[本文抜粋]
########################################
みなさん、こんばんは
この記事は私の人生を振り返ったものです。バックナンバーは『なぎさの作り方』で読むことができます。 前回は『22:宗教に勧誘された話』についてお話ししました。
短大時代、私はゴルフ部の部長をしていました。
あれは別に私ができるからとかしっかりしているからとかではなくて、くじ引きで負けた様な感じで決まったものです。
私は普通のサークルだって全然参加しないのに、ほとんどを副部長のナオに任せてばかりいました。たまにキャンパス内の打ちっぱなしをしたり、大学同士で交流のあるところと一緒にやったり、学園祭で露店を出すときのみ俄然張り切る部長でした。そんな中、やっぱり仲良しが同じゴルフ部に集まっていたので、冬にスキーに行くことにしました。
白馬かどっかに行った覚えがあります。
新宿で待ち合わせして私とナオとミカは同じ所沢近辺だったので一緒に西武新宿駅からみんなと合流して夜行列車で白馬に向かいました。到着して少しロッジで寝た後、次の朝早くから滑りに行きました。滞在はほんの数日間でしたが、すごく楽しかったです。
そして再び新宿に戻ってきて、そこで解散しました。私とナオとミカは帰りの方向が同じなので一緒に西武新宿駅に戻って所沢への切符を買い、駅構内に入ったところ、
『トイレ行ってくるね』とミカが言いました。
私とナオは荷物も結構あるからミカだけ一人でトイレに行かせて待っていました。ところが15分経っても20分経っても戻ってきません。そこで私とナオが交互にトイレへ様子を見に行ったのですが、ミカが消えていました。
ミカは細身の美人でちょっと抜けてるところはあれど愛嬌が優っていてみんなが許したくなるタイプです。そんな雰囲気があるので異性にもモテる女の子でした。ミカがいなくなったのは間違えなく、私たちが待っていた場所はミカも知っていたし、見通しも良かったので私たちを見失うことはなかったはずです。今の西武新宿駅がどうなっているか知りませんが、当時は改札口入ってすぐ右手にお手洗い、で奥にホームがある誰も迷いようのない造りでした。時間は20時ごろだったと思います。私もナオも自宅に連絡済みで駅まで車で迎えにきてもらう様に到着する時間と共に伝えてありました。
どうやら予定通りの電車には乗れそうもありません。それよりミカが消えてしまった。彼女は身長こそあれど痩せているのでちょっと力のある男性が抱えたらすぐに持ってかれてしまいます。しかしあの時間帯で男性が女性を抱えていたらそれもおかしい話だ。
ミカはどこへ消えてしまったのでしょう。
私とナオはすっかり顔が真っ青になってしまい、どうすればいいか冷静に考えようとしました。駅構内の放送をかけてもらい、それと同時に携帯電話に連絡をしました。ミカは電話に出ません。それこそ携帯電話やPHSが普及し始めた頃です。それによりミカの自宅の電話番号が分からず、ご両親にその状況を伝えることができません。すでにミカが行方不明になってから1時間は過ぎていました。
########################################
[保存された記録]
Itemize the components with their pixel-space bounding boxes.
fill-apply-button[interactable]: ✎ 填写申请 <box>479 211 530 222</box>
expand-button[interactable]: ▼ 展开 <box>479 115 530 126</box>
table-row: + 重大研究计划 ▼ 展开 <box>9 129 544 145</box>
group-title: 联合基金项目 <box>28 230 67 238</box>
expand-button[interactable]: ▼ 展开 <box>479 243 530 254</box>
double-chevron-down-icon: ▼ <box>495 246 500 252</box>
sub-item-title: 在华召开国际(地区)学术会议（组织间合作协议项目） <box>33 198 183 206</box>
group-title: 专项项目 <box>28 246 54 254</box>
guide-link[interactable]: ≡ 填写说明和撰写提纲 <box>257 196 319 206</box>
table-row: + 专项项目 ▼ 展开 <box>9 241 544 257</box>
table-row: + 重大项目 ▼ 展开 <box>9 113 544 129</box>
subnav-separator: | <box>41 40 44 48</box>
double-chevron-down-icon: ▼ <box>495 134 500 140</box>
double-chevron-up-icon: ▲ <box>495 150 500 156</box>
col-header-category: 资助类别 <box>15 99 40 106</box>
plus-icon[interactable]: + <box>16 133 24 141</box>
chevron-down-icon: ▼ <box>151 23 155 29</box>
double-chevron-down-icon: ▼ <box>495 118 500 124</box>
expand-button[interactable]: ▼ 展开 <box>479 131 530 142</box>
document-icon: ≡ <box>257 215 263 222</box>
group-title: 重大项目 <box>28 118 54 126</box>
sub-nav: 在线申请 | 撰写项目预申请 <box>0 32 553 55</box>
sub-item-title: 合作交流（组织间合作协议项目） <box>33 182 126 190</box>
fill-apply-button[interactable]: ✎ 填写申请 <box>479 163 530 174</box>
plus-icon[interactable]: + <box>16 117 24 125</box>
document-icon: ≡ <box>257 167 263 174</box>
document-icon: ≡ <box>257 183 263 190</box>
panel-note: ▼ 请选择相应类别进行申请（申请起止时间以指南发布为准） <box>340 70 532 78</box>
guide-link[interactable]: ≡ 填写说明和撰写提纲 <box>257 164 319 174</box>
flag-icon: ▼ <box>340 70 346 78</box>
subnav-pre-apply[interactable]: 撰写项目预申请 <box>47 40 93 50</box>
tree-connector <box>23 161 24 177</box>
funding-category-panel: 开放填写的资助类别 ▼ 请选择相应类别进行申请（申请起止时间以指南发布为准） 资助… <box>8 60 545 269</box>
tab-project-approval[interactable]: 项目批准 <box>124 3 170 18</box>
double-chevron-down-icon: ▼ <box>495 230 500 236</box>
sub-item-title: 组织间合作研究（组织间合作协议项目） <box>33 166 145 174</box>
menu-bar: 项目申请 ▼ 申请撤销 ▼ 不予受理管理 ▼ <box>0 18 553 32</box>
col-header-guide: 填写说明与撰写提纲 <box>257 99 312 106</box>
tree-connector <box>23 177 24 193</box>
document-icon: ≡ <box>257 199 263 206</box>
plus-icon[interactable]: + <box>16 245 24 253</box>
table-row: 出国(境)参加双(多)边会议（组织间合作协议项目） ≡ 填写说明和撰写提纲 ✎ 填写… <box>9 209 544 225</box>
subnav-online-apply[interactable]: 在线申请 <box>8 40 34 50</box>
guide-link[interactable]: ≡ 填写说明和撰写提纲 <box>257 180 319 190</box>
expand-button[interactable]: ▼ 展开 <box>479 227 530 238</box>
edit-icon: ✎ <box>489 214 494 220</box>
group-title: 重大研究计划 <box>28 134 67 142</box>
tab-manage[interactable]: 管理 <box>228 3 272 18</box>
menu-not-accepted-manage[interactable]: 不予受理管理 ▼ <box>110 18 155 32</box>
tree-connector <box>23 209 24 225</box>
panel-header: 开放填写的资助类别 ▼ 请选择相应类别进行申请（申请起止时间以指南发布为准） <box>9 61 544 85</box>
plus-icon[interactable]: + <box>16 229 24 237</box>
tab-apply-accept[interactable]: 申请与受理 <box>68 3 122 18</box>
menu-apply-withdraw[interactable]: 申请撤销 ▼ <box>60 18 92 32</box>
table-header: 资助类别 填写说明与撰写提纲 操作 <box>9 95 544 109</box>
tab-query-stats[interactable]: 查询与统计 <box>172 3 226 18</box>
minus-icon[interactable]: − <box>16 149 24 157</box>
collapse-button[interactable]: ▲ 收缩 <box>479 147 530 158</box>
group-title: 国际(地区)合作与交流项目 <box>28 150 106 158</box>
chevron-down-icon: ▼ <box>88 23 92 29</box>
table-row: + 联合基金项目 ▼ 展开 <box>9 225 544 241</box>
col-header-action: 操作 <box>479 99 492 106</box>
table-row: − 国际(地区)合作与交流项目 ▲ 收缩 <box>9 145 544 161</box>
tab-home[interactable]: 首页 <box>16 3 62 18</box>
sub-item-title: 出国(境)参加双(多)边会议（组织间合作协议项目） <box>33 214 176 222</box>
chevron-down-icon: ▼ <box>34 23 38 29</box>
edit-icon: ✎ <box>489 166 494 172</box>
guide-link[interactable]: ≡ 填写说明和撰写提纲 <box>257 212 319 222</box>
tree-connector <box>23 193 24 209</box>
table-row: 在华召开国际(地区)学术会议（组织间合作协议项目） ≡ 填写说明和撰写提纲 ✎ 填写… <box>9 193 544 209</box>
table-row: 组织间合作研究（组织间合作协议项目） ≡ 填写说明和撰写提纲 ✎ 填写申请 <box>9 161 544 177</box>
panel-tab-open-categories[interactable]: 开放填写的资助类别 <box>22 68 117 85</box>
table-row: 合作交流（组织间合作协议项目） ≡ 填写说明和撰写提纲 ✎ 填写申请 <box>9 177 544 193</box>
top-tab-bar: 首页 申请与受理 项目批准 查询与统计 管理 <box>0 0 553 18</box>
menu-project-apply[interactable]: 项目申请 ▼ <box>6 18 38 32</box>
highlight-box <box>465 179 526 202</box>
########################################
[取り組む課題] 短大時代のスキー旅行を振り返った文章から、「私は普通のサークルだって全然」から「ミカはどこへ消えてしまったのでしょう。」までを、両端の語句も含めて一字一句違えずに書き写しなさい。 記録は参照しなくてよい。

[解答全文]
私は普通のサークルだって全然参加しないのに、ほとんどを副部長のナオに任せてばかりいました。たまにキャンパス内の打ちっぱなしをしたり、大学同士で交流のあるところと一緒にやったり、学園祭で露店を出すときのみ俄然張り切る部長でした。そんな中、やっぱり仲良しが同じゴルフ部に集まっていたので、冬にスキーに行くことにしました。
白馬かどっかに行った覚えがあります。
新宿で待ち合わせして私とナオとミカは同じ所沢近辺だったので一緒に西武新宿駅からみんなと合流して夜行列車で白馬に向かいました。到着して少しロッジで寝た後、次の朝早くから滑りに行きました。滞在はほんの数日間でしたが、すごく楽しかったです。
そして再び新宿に戻ってきて、そこで解散しました。私とナオとミカは帰りの方向が同じなので一緒に西武新宿駅に戻って所沢への切符を買い、駅構内に入ったところ、
『トイレ行ってくるね』とミカが言いました。
私とナオは荷物も結構あるからミカだけ一人でトイレに行かせて待っていました。ところが15分経っても20分経っても戻ってきません。そこで私とナオが交互にトイレへ様子を見に行ったのですが、ミカが消えていました。
ミカは細身の美人でちょっと抜けてるところはあれど愛嬌が優っていてみんなが許したくなるタイプです。そんな雰囲気があるので異性にもモテる女の子でした。ミカがいなくなったのは間違えなく、私たちが待っていた場所はミカも知っていたし、見通しも良かったので私たちを見失うことはなかったはずです。今の西武新宿駅がどうなっているか知りませんが、当時は改札口入ってすぐ右手にお手洗い、で奥にホームがある誰も迷いようのない造りでした。時間は20時ごろだったと思います。私もナオも自宅に連絡済みで駅まで車で迎えにきてもらう様に到着する時間と共に伝えてありました。
どうやら予定通りの電車には乗れそうもありません。それよりミカが消えてしまった。彼女は身長こそあれど痩せているのでちょっと力のある男性が抱えたらすぐに持ってかれてしまいます。しかしあの時間帯で男性が女性を抱えていたらそれもおかしい話だ。
ミカはどこへ消えてしまったのでしょう。